• **Do this**
Repeat all the material exactly; pictures stay out of your copy.

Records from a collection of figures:
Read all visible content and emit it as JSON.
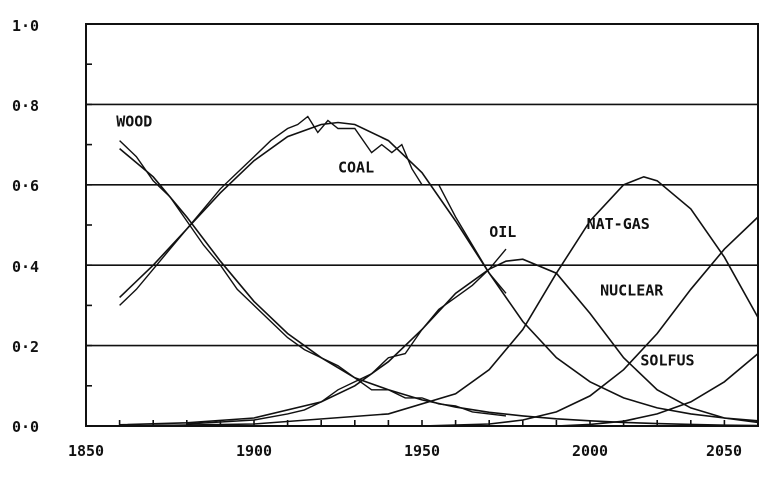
{
  "chart_data": {
    "type": "line",
    "title": "",
    "xlabel": "",
    "ylabel": "",
    "xlim": [
      1850,
      2050
    ],
    "ylim": [
      0,
      1.0
    ],
    "grid": "horizontal",
    "x_ticks": [
      "1850",
      "1900",
      "1950",
      "2000",
      "2050"
    ],
    "y_ticks": [
      "0·0",
      "0·2",
      "0·4",
      "0·6",
      "0·8",
      "1·0"
    ],
    "series": [
      {
        "name": "WOOD",
        "kind": "fitted",
        "x": [
          1860,
          1870,
          1880,
          1890,
          1900,
          1910,
          1920,
          1930,
          1940,
          1950,
          1960,
          1970,
          1980,
          1990,
          2000,
          2010,
          2020,
          2030,
          2040,
          2050
        ],
        "y": [
          0.69,
          0.62,
          0.52,
          0.41,
          0.31,
          0.23,
          0.17,
          0.12,
          0.09,
          0.065,
          0.047,
          0.034,
          0.025,
          0.018,
          0.013,
          0.009,
          0.006,
          0.004,
          0.002,
          0.001
        ]
      },
      {
        "name": "WOOD",
        "kind": "historical",
        "x": [
          1860,
          1865,
          1870,
          1875,
          1880,
          1885,
          1890,
          1895,
          1900,
          1905,
          1910,
          1915,
          1920,
          1925,
          1930,
          1935,
          1940,
          1945,
          1950,
          1955,
          1960,
          1965,
          1970,
          1975
        ],
        "y": [
          0.71,
          0.67,
          0.61,
          0.57,
          0.51,
          0.45,
          0.4,
          0.34,
          0.3,
          0.26,
          0.22,
          0.19,
          0.17,
          0.15,
          0.12,
          0.09,
          0.09,
          0.07,
          0.07,
          0.055,
          0.05,
          0.035,
          0.03,
          0.025
        ]
      },
      {
        "name": "COAL",
        "kind": "fitted",
        "x": [
          1860,
          1870,
          1880,
          1890,
          1900,
          1910,
          1920,
          1925,
          1930,
          1940,
          1950,
          1960,
          1970,
          1980,
          1990,
          2000,
          2010,
          2020,
          2030,
          2040,
          2050
        ],
        "y": [
          0.32,
          0.4,
          0.49,
          0.58,
          0.66,
          0.72,
          0.75,
          0.755,
          0.75,
          0.71,
          0.63,
          0.51,
          0.38,
          0.26,
          0.17,
          0.11,
          0.07,
          0.045,
          0.03,
          0.02,
          0.013
        ]
      },
      {
        "name": "COAL",
        "kind": "historical",
        "x": [
          1860,
          1865,
          1870,
          1875,
          1880,
          1885,
          1890,
          1895,
          1900,
          1905,
          1910,
          1913,
          1916,
          1919,
          1922,
          1925,
          1930,
          1935,
          1938,
          1941,
          1944,
          1947,
          1950,
          1955,
          1960,
          1965,
          1970,
          1975
        ],
        "y": [
          0.3,
          0.34,
          0.39,
          0.44,
          0.49,
          0.54,
          0.59,
          0.63,
          0.67,
          0.71,
          0.74,
          0.75,
          0.77,
          0.73,
          0.76,
          0.74,
          0.74,
          0.68,
          0.7,
          0.68,
          0.7,
          0.64,
          0.6,
          0.6,
          0.52,
          0.45,
          0.38,
          0.33
        ]
      },
      {
        "name": "OIL",
        "kind": "fitted",
        "x": [
          1860,
          1880,
          1900,
          1920,
          1930,
          1940,
          1950,
          1960,
          1970,
          1975,
          1980,
          1990,
          2000,
          2010,
          2020,
          2030,
          2040,
          2050
        ],
        "y": [
          0.003,
          0.008,
          0.02,
          0.06,
          0.1,
          0.16,
          0.24,
          0.33,
          0.39,
          0.41,
          0.415,
          0.38,
          0.28,
          0.17,
          0.09,
          0.045,
          0.02,
          0.009
        ]
      },
      {
        "name": "OIL",
        "kind": "historical",
        "x": [
          1880,
          1890,
          1900,
          1910,
          1915,
          1920,
          1925,
          1930,
          1935,
          1940,
          1945,
          1950,
          1955,
          1960,
          1965,
          1970,
          1975
        ],
        "y": [
          0.005,
          0.01,
          0.015,
          0.03,
          0.04,
          0.06,
          0.09,
          0.11,
          0.13,
          0.17,
          0.18,
          0.24,
          0.29,
          0.32,
          0.35,
          0.39,
          0.44
        ]
      },
      {
        "name": "NAT-GAS",
        "kind": "fitted",
        "x": [
          1860,
          1900,
          1940,
          1960,
          1970,
          1980,
          1990,
          2000,
          2010,
          2016,
          2020,
          2030,
          2040,
          2050
        ],
        "y": [
          0.0,
          0.005,
          0.03,
          0.08,
          0.14,
          0.24,
          0.38,
          0.51,
          0.6,
          0.62,
          0.61,
          0.54,
          0.42,
          0.27
        ]
      },
      {
        "name": "NUCLEAR",
        "kind": "fitted",
        "x": [
          1950,
          1970,
          1980,
          1990,
          2000,
          2010,
          2020,
          2030,
          2040,
          2050
        ],
        "y": [
          0.0,
          0.005,
          0.015,
          0.035,
          0.075,
          0.14,
          0.23,
          0.34,
          0.44,
          0.52
        ]
      },
      {
        "name": "SOLFUS",
        "kind": "fitted",
        "x": [
          1990,
          2000,
          2010,
          2020,
          2030,
          2040,
          2050
        ],
        "y": [
          0.0,
          0.004,
          0.012,
          0.03,
          0.06,
          0.11,
          0.18
        ]
      }
    ],
    "labels": [
      {
        "text": "WOOD",
        "x": 1859,
        "y": 0.745
      },
      {
        "text": "COAL",
        "x": 1925,
        "y": 0.63
      },
      {
        "text": "OIL",
        "x": 1970,
        "y": 0.47
      },
      {
        "text": "NAT-GAS",
        "x": 1999,
        "y": 0.49
      },
      {
        "text": "NUCLEAR",
        "x": 2003,
        "y": 0.325
      },
      {
        "text": "SOLFUS",
        "x": 2015,
        "y": 0.15
      }
    ]
  }
}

• **Full solution**
Read all visible content and emit it as JSON.
{
  "chart_data": {
    "type": "line",
    "title": "",
    "xlabel": "",
    "ylabel": "",
    "xlim": [
      1850,
      2050
    ],
    "ylim": [
      0,
      1.0
    ],
    "grid": "horizontal",
    "x_ticks": [
      "1850",
      "1900",
      "1950",
      "2000",
      "2050"
    ],
    "y_ticks": [
      "0·0",
      "0·2",
      "0·4",
      "0·6",
      "0·8",
      "1·0"
    ],
    "series": [
      {
        "name": "WOOD",
        "kind": "fitted",
        "x": [
          1860,
          1870,
          1880,
          1890,
          1900,
          1910,
          1920,
          1930,
          1940,
          1950,
          1960,
          1970,
          1980,
          1990,
          2000,
          2010,
          2020,
          2030,
          2040,
          2050
        ],
        "y": [
          0.69,
          0.62,
          0.52,
          0.41,
          0.31,
          0.23,
          0.17,
          0.12,
          0.09,
          0.065,
          0.047,
          0.034,
          0.025,
          0.018,
          0.013,
          0.009,
          0.006,
          0.004,
          0.002,
          0.001
        ]
      },
      {
        "name": "WOOD",
        "kind": "historical",
        "x": [
          1860,
          1865,
          1870,
          1875,
          1880,
          1885,
          1890,
          1895,
          1900,
          1905,
          1910,
          1915,
          1920,
          1925,
          1930,
          1935,
          1940,
          1945,
          1950,
          1955,
          1960,
          1965,
          1970,
          1975
        ],
        "y": [
          0.71,
          0.67,
          0.61,
          0.57,
          0.51,
          0.45,
          0.4,
          0.34,
          0.3,
          0.26,
          0.22,
          0.19,
          0.17,
          0.15,
          0.12,
          0.09,
          0.09,
          0.07,
          0.07,
          0.055,
          0.05,
          0.035,
          0.03,
          0.025
        ]
      },
      {
        "name": "COAL",
        "kind": "fitted",
        "x": [
          1860,
          1870,
          1880,
          1890,
          1900,
          1910,
          1920,
          1925,
          1930,
          1940,
          1950,
          1960,
          1970,
          1980,
          1990,
          2000,
          2010,
          2020,
          2030,
          2040,
          2050
        ],
        "y": [
          0.32,
          0.4,
          0.49,
          0.58,
          0.66,
          0.72,
          0.75,
          0.755,
          0.75,
          0.71,
          0.63,
          0.51,
          0.38,
          0.26,
          0.17,
          0.11,
          0.07,
          0.045,
          0.03,
          0.02,
          0.013
        ]
      },
      {
        "name": "COAL",
        "kind": "historical",
        "x": [
          1860,
          1865,
          1870,
          1875,
          1880,
          1885,
          1890,
          1895,
          1900,
          1905,
          1910,
          1913,
          1916,
          1919,
          1922,
          1925,
          1930,
          1935,
          1938,
          1941,
          1944,
          1947,
          1950,
          1955,
          1960,
          1965,
          1970,
          1975
        ],
        "y": [
          0.3,
          0.34,
          0.39,
          0.44,
          0.49,
          0.54,
          0.59,
          0.63,
          0.67,
          0.71,
          0.74,
          0.75,
          0.77,
          0.73,
          0.76,
          0.74,
          0.74,
          0.68,
          0.7,
          0.68,
          0.7,
          0.64,
          0.6,
          0.6,
          0.52,
          0.45,
          0.38,
          0.33
        ]
      },
      {
        "name": "OIL",
        "kind": "fitted",
        "x": [
          1860,
          1880,
          1900,
          1920,
          1930,
          1940,
          1950,
          1960,
          1970,
          1975,
          1980,
          1990,
          2000,
          2010,
          2020,
          2030,
          2040,
          2050
        ],
        "y": [
          0.003,
          0.008,
          0.02,
          0.06,
          0.1,
          0.16,
          0.24,
          0.33,
          0.39,
          0.41,
          0.415,
          0.38,
          0.28,
          0.17,
          0.09,
          0.045,
          0.02,
          0.009
        ]
      },
      {
        "name": "OIL",
        "kind": "historical",
        "x": [
          1880,
          1890,
          1900,
          1910,
          1915,
          1920,
          1925,
          1930,
          1935,
          1940,
          1945,
          1950,
          1955,
          1960,
          1965,
          1970,
          1975
        ],
        "y": [
          0.005,
          0.01,
          0.015,
          0.03,
          0.04,
          0.06,
          0.09,
          0.11,
          0.13,
          0.17,
          0.18,
          0.24,
          0.29,
          0.32,
          0.35,
          0.39,
          0.44
        ]
      },
      {
        "name": "NAT-GAS",
        "kind": "fitted",
        "x": [
          1860,
          1900,
          1940,
          1960,
          1970,
          1980,
          1990,
          2000,
          2010,
          2016,
          2020,
          2030,
          2040,
          2050
        ],
        "y": [
          0.0,
          0.005,
          0.03,
          0.08,
          0.14,
          0.24,
          0.38,
          0.51,
          0.6,
          0.62,
          0.61,
          0.54,
          0.42,
          0.27
        ]
      },
      {
        "name": "NUCLEAR",
        "kind": "fitted",
        "x": [
          1950,
          1970,
          1980,
          1990,
          2000,
          2010,
          2020,
          2030,
          2040,
          2050
        ],
        "y": [
          0.0,
          0.005,
          0.015,
          0.035,
          0.075,
          0.14,
          0.23,
          0.34,
          0.44,
          0.52
        ]
      },
      {
        "name": "SOLFUS",
        "kind": "fitted",
        "x": [
          1990,
          2000,
          2010,
          2020,
          2030,
          2040,
          2050
        ],
        "y": [
          0.0,
          0.004,
          0.012,
          0.03,
          0.06,
          0.11,
          0.18
        ]
      }
    ],
    "labels": [
      {
        "text": "WOOD",
        "x": 1859,
        "y": 0.745
      },
      {
        "text": "COAL",
        "x": 1925,
        "y": 0.63
      },
      {
        "text": "OIL",
        "x": 1970,
        "y": 0.47
      },
      {
        "text": "NAT-GAS",
        "x": 1999,
        "y": 0.49
      },
      {
        "text": "NUCLEAR",
        "x": 2003,
        "y": 0.325
      },
      {
        "text": "SOLFUS",
        "x": 2015,
        "y": 0.15
      }
    ]
  }
}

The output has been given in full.